Objective:
Copy out every line that contains "associatedStreet".

Input data:
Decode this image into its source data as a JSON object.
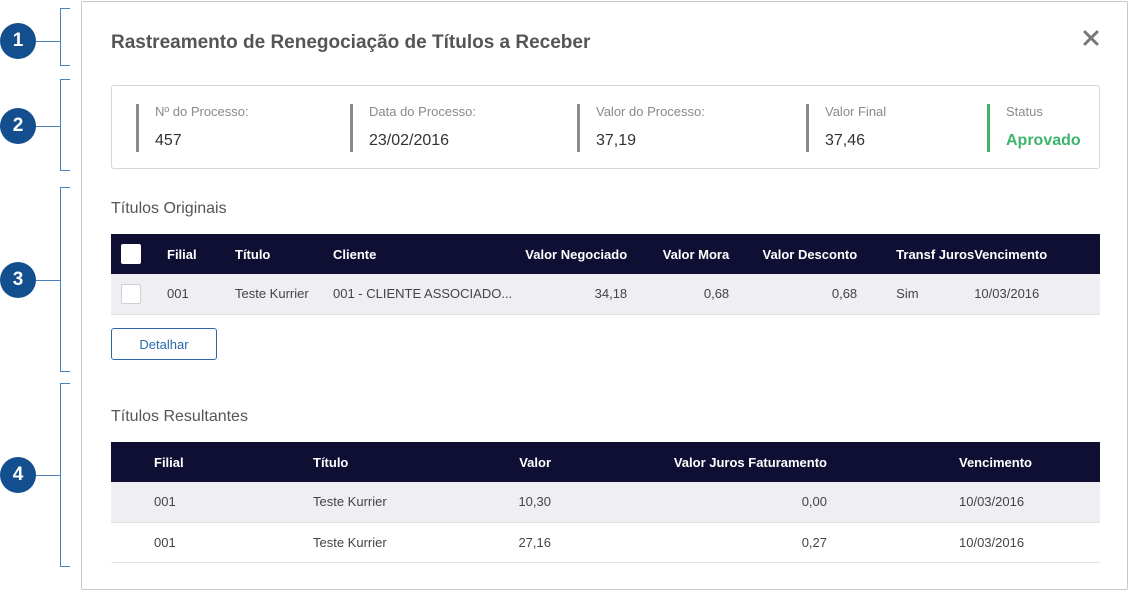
{
  "markers": [
    "1",
    "2",
    "3",
    "4"
  ],
  "modal": {
    "title": "Rastreamento de Renegociação de Títulos a Receber",
    "close_icon": "close-icon"
  },
  "summary": {
    "process_number": {
      "label": "Nº do Processo:",
      "value": "457"
    },
    "process_date": {
      "label": "Data do Processo:",
      "value": "23/02/2016"
    },
    "process_value": {
      "label": "Valor do Processo:",
      "value": "37,19"
    },
    "final_value": {
      "label": "Valor Final",
      "value": "37,46"
    },
    "status": {
      "label": "Status",
      "value": "Aprovado",
      "color": "#3fb46b"
    }
  },
  "original_titles": {
    "section_title": "Títulos Originais",
    "columns": [
      "Filial",
      "Título",
      "Cliente",
      "Valor Negociado",
      "Valor Mora",
      "Valor Desconto",
      "Transf Juros",
      "Vencimento"
    ],
    "rows": [
      {
        "filial": "001",
        "titulo": "Teste Kurrier",
        "cliente": "001 - CLIENTE ASSOCIADO...",
        "valor_negociado": "34,18",
        "valor_mora": "0,68",
        "valor_desconto": "0,68",
        "transf_juros": "Sim",
        "vencimento": "10/03/2016"
      }
    ],
    "detail_button": "Detalhar"
  },
  "resulting_titles": {
    "section_title": "Títulos Resultantes",
    "columns": [
      "Filial",
      "Título",
      "Valor",
      "Valor Juros Faturamento",
      "Vencimento"
    ],
    "rows": [
      {
        "filial": "001",
        "titulo": "Teste Kurrier",
        "valor": "10,30",
        "valor_juros": "0,00",
        "vencimento": "10/03/2016"
      },
      {
        "filial": "001",
        "titulo": "Teste Kurrier",
        "valor": "27,16",
        "valor_juros": "0,27",
        "vencimento": "10/03/2016"
      }
    ]
  },
  "colors": {
    "header_bg": "#0f0f33",
    "marker_bg": "#134e8e",
    "accent": "#2a6aa8"
  }
}
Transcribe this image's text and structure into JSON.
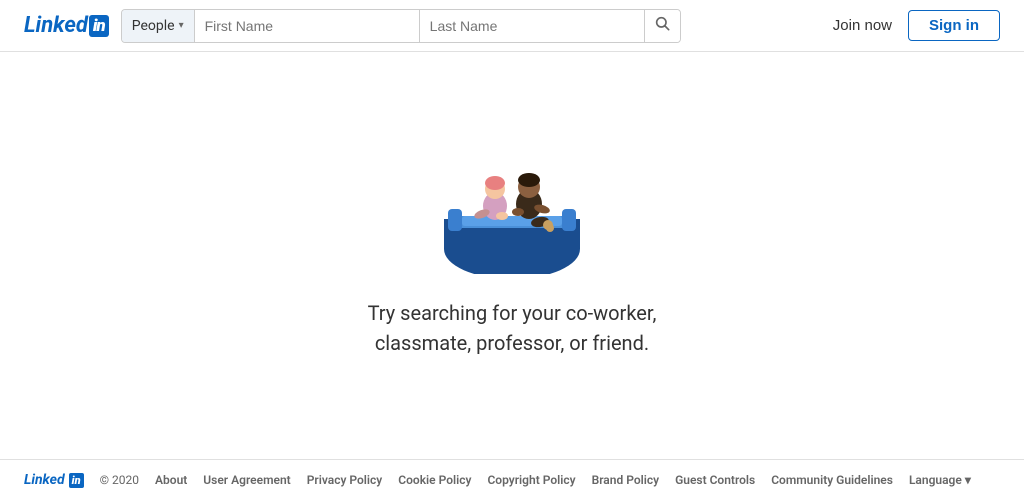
{
  "header": {
    "logo_text": "Linked",
    "logo_in": "in",
    "search": {
      "category_label": "People",
      "first_name_placeholder": "First Name",
      "last_name_placeholder": "Last Name"
    },
    "join_now_label": "Join now",
    "sign_in_label": "Sign in"
  },
  "main": {
    "empty_state_line1": "Try searching for your co-worker,",
    "empty_state_line2": "classmate, professor, or friend."
  },
  "footer": {
    "logo_text": "Linked",
    "logo_in": "in",
    "copyright": "© 2020",
    "links": [
      {
        "label": "About"
      },
      {
        "label": "User Agreement"
      },
      {
        "label": "Privacy Policy"
      },
      {
        "label": "Cookie Policy"
      },
      {
        "label": "Copyright Policy"
      },
      {
        "label": "Brand Policy"
      },
      {
        "label": "Guest Controls"
      },
      {
        "label": "Community Guidelines"
      }
    ],
    "language_label": "Language"
  },
  "icons": {
    "chevron": "▾",
    "search": "🔍"
  }
}
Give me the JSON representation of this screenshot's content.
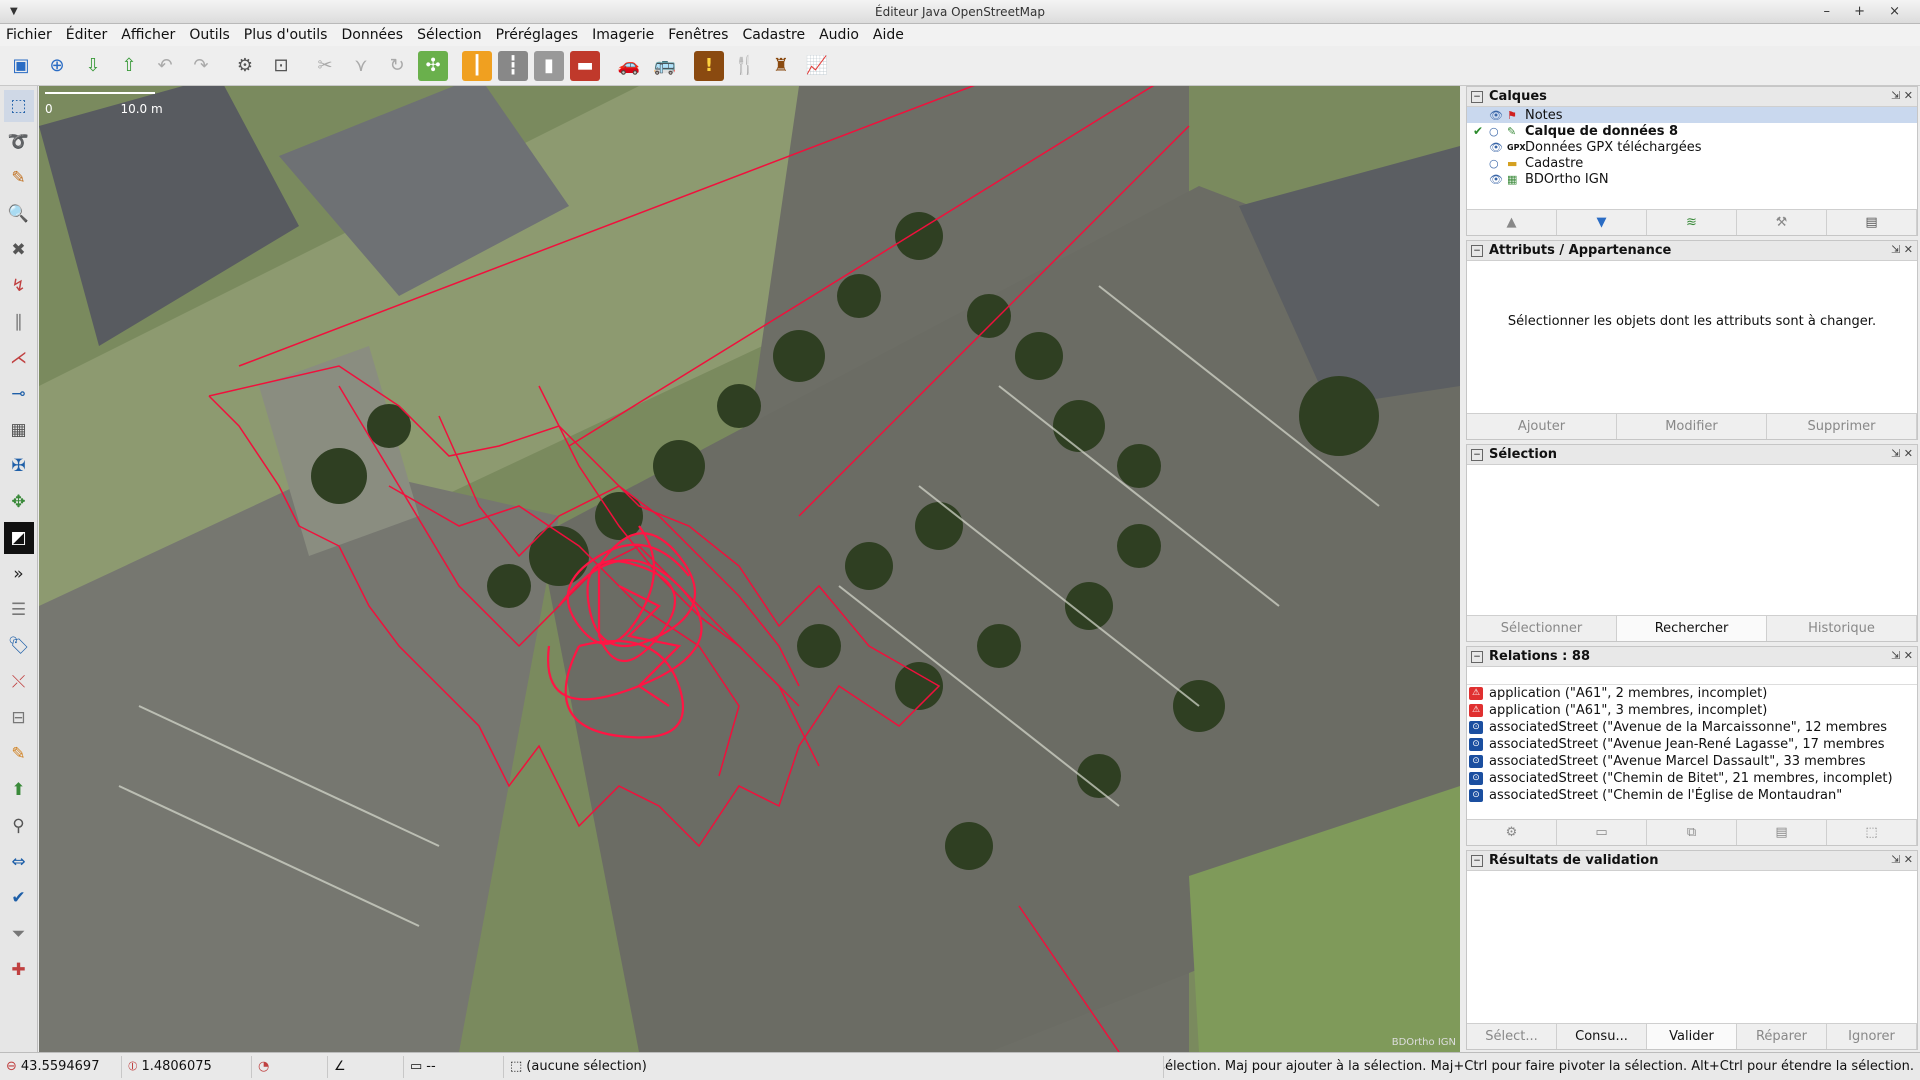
{
  "window": {
    "title": "Éditeur Java OpenStreetMap",
    "controls": "– + ×"
  },
  "menu": [
    "Fichier",
    "Éditer",
    "Afficher",
    "Outils",
    "Plus d'outils",
    "Données",
    "Sélection",
    "Préréglages",
    "Imagerie",
    "Fenêtres",
    "Cadastre",
    "Audio",
    "Aide"
  ],
  "toolbar": {
    "icons": [
      "open-file-icon",
      "open-location-icon",
      "download-icon",
      "upload-icon",
      "undo-icon",
      "redo-icon",
      "preferences-icon",
      "zoom-fit-icon",
      "split-way-icon",
      "merge-icon",
      "reverse-icon",
      "orthogonalize-icon",
      "highway-preset-icon",
      "path-preset-icon",
      "footway-preset-icon",
      "building-preset-icon",
      "car-preset-icon",
      "bus-preset-icon",
      "warning-preset-icon",
      "restaurant-preset-icon",
      "castle-preset-icon",
      "chart-preset-icon"
    ]
  },
  "lefttools": [
    "select-icon",
    "lasso-icon",
    "draw-icon",
    "zoom-icon",
    "delete-icon",
    "improve-way-icon",
    "parallel-icon",
    "split-icon",
    "extrude-icon",
    "building-icon",
    "align-icon",
    "terracer-icon",
    "imagery-icon",
    "more-icon",
    "layers-icon",
    "tags-icon",
    "relation-icon",
    "selection-list-icon",
    "note-icon",
    "changeset-icon",
    "filter-icon",
    "validator-icon",
    "map-paint-icon",
    "history-icon",
    "settings-icon"
  ],
  "map": {
    "scale_zero": "0",
    "scale_label": "10.0 m",
    "attribution": "BDOrtho IGN"
  },
  "layers": {
    "title": "Calques",
    "items": [
      {
        "name": "Notes",
        "active": false,
        "icon": "note-marker-icon"
      },
      {
        "name": "Calque de données 8",
        "active": true,
        "icon": "data-layer-icon"
      },
      {
        "name": "Données GPX téléchargées",
        "active": false,
        "icon": "gpx-icon"
      },
      {
        "name": "Cadastre",
        "active": false,
        "icon": "cadastre-icon"
      },
      {
        "name": "BDOrtho IGN",
        "active": false,
        "icon": "imagery-layer-icon"
      }
    ]
  },
  "attributes": {
    "title": "Attributs / Appartenance",
    "message": "Sélectionner les objets dont les attributs sont à changer.",
    "add": "Ajouter",
    "modify": "Modifier",
    "delete": "Supprimer"
  },
  "selection": {
    "title": "Sélection",
    "select": "Sélectionner",
    "search": "Rechercher",
    "history": "Historique"
  },
  "relations": {
    "title": "Relations : 88",
    "items": [
      {
        "text": "application (\"A61\", 2 membres, incomplet)",
        "color": "#e03030"
      },
      {
        "text": "application (\"A61\", 3 membres, incomplet)",
        "color": "#e03030"
      },
      {
        "text": "associatedStreet (\"Avenue de la Marcaissonne\", 12 membres",
        "color": "#1b4fa0"
      },
      {
        "text": "associatedStreet (\"Avenue Jean-René Lagasse\", 17 membres",
        "color": "#1b4fa0"
      },
      {
        "text": "associatedStreet (\"Avenue Marcel Dassault\", 33 membres",
        "color": "#1b4fa0"
      },
      {
        "text": "associatedStreet (\"Chemin de Bitet\", 21 membres, incomplet)",
        "color": "#1b4fa0"
      },
      {
        "text": "associatedStreet (\"Chemin de l'Église de Montaudran\"",
        "color": "#1b4fa0"
      }
    ]
  },
  "validation": {
    "title": "Résultats de validation",
    "select": "Sélect...",
    "consult": "Consu...",
    "validate": "Valider",
    "repair": "Réparer",
    "ignore": "Ignorer"
  },
  "status": {
    "lat": "43.5594697",
    "lon": "1.4806075",
    "length": "--",
    "selection": "(aucune sélection)",
    "help": "sélection. Maj pour ajouter à la sélection. Maj+Ctrl pour faire pivoter la sélection. Alt+Ctrl pour étendre la sélection."
  }
}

Response:
        "text": "associatedStreet (\"Avenue de la Marcaissonne\", 12 membres",
        "text": "associatedStreet (\"Avenue Jean-René Lagasse\", 17 membres",
        "text": "associatedStreet (\"Avenue Marcel Dassault\", 33 membres",
        "text": "associatedStreet (\"Chemin de Bitet\", 21 membres, incomplet)",
        "text": "associatedStreet (\"Chemin de l'Église de Montaudran\"",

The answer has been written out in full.